_Problem_
Will you transcribe the entries that follow, exactly and in full?

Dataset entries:
----
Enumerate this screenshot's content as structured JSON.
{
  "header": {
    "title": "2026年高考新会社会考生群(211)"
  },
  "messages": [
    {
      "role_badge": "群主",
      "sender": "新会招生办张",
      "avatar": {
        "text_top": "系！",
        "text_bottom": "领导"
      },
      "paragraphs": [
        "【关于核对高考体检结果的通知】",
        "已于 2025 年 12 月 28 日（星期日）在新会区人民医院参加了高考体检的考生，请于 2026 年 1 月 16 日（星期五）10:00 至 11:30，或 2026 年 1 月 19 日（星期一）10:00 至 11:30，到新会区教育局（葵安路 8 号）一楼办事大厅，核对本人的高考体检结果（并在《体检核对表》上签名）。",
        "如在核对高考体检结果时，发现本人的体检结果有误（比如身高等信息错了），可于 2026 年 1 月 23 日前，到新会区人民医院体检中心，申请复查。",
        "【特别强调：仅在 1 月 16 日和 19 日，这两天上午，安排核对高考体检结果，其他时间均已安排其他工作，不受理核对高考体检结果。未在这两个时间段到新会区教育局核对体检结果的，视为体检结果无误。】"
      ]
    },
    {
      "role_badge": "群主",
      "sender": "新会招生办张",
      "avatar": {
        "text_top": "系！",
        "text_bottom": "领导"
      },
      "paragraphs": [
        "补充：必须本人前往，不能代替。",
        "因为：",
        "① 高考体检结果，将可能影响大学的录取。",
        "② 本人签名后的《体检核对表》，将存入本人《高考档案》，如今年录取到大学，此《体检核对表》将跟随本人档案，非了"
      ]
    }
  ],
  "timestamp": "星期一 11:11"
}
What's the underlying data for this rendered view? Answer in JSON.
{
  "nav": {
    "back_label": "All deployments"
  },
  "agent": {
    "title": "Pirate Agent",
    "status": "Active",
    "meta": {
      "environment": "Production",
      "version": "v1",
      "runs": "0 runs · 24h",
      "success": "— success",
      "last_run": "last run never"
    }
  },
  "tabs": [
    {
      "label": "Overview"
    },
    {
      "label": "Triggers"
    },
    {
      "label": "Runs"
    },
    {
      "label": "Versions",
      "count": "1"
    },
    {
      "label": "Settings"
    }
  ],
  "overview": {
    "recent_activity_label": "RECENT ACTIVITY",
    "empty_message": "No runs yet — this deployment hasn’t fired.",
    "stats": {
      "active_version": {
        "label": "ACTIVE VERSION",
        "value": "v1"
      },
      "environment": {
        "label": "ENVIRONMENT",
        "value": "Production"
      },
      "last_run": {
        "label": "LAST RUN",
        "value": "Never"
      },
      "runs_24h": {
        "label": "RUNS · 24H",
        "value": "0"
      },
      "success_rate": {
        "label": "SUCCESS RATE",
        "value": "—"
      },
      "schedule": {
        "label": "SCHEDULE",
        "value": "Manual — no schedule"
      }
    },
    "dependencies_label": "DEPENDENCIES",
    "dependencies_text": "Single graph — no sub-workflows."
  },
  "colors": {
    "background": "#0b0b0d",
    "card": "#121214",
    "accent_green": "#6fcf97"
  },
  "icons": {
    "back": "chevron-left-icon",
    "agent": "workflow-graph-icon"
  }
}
----
_Response to this task_
Enumerate this screenshot's content as structured JSON.
{
  "header": {
    "title": "2026年高考新会社会考生群(211)"
  },
  "messages": [
    {
      "role_badge": "群主",
      "sender": "新会招生办张",
      "avatar": {
        "text_top": "系！",
        "text_bottom": "领导"
      },
      "paragraphs": [
        "【关于核对高考体检结果的通知】",
        "已于 2025 年 12 月 28 日（星期日）在新会区人民医院参加了高考体检的考生，请于 2026 年 1 月 16 日（星期五）10:00 至 11:30，或 2026 年 1 月 19 日（星期一）10:00 至 11:30，到新会区教育局（葵安路 8 号）一楼办事大厅，核对本人的高考体检结果（并在《体检核对表》上签名）。",
        "如在核对高考体检结果时，发现本人的体检结果有误（比如身高等信息错了），可于 2026 年 1 月 23 日前，到新会区人民医院体检中心，申请复查。",
        "【特别强调：仅在 1 月 16 日和 19 日，这两天上午，安排核对高考体检结果，其他时间均已安排其他工作，不受理核对高考体检结果。未在这两个时间段到新会区教育局核对体检结果的，视为体检结果无误。】"
      ]
    },
    {
      "role_badge": "群主",
      "sender": "新会招生办张",
      "avatar": {
        "text_top": "系！",
        "text_bottom": "领导"
      },
      "paragraphs": [
        "补充：必须本人前往，不能代替。",
        "因为：",
        "① 高考体检结果，将可能影响大学的录取。",
        "② 本人签名后的《体检核对表》，将存入本人《高考档案》，如今年录取到大学，此《体检核对表》将跟随本人档案，非了"
      ]
    }
  ],
  "timestamp": "星期一 11:11"
}
What's the underlying data for this rendered view? Answer in JSON.
{
  "nav": {
    "back_label": "All deployments"
  },
  "agent": {
    "title": "Pirate Agent",
    "status": "Active",
    "meta": {
      "environment": "Production",
      "version": "v1",
      "runs": "0 runs · 24h",
      "success": "— success",
      "last_run": "last run never"
    }
  },
  "tabs": [
    {
      "label": "Overview"
    },
    {
      "label": "Triggers"
    },
    {
      "label": "Runs"
    },
    {
      "label": "Versions",
      "count": "1"
    },
    {
      "label": "Settings"
    }
  ],
  "overview": {
    "recent_activity_label": "RECENT ACTIVITY",
    "empty_message": "No runs yet — this deployment hasn’t fired.",
    "stats": {
      "active_version": {
        "label": "ACTIVE VERSION",
        "value": "v1"
      },
      "environment": {
        "label": "ENVIRONMENT",
        "value": "Production"
      },
      "last_run": {
        "label": "LAST RUN",
        "value": "Never"
      },
      "runs_24h": {
        "label": "RUNS · 24H",
        "value": "0"
      },
      "success_rate": {
        "label": "SUCCESS RATE",
        "value": "—"
      },
      "schedule": {
        "label": "SCHEDULE",
        "value": "Manual — no schedule"
      }
    },
    "dependencies_label": "DEPENDENCIES",
    "dependencies_text": "Single graph — no sub-workflows."
  },
  "colors": {
    "background": "#0b0b0d",
    "card": "#121214",
    "accent_green": "#6fcf97"
  },
  "icons": {
    "back": "chevron-left-icon",
    "agent": "workflow-graph-icon"
  }
}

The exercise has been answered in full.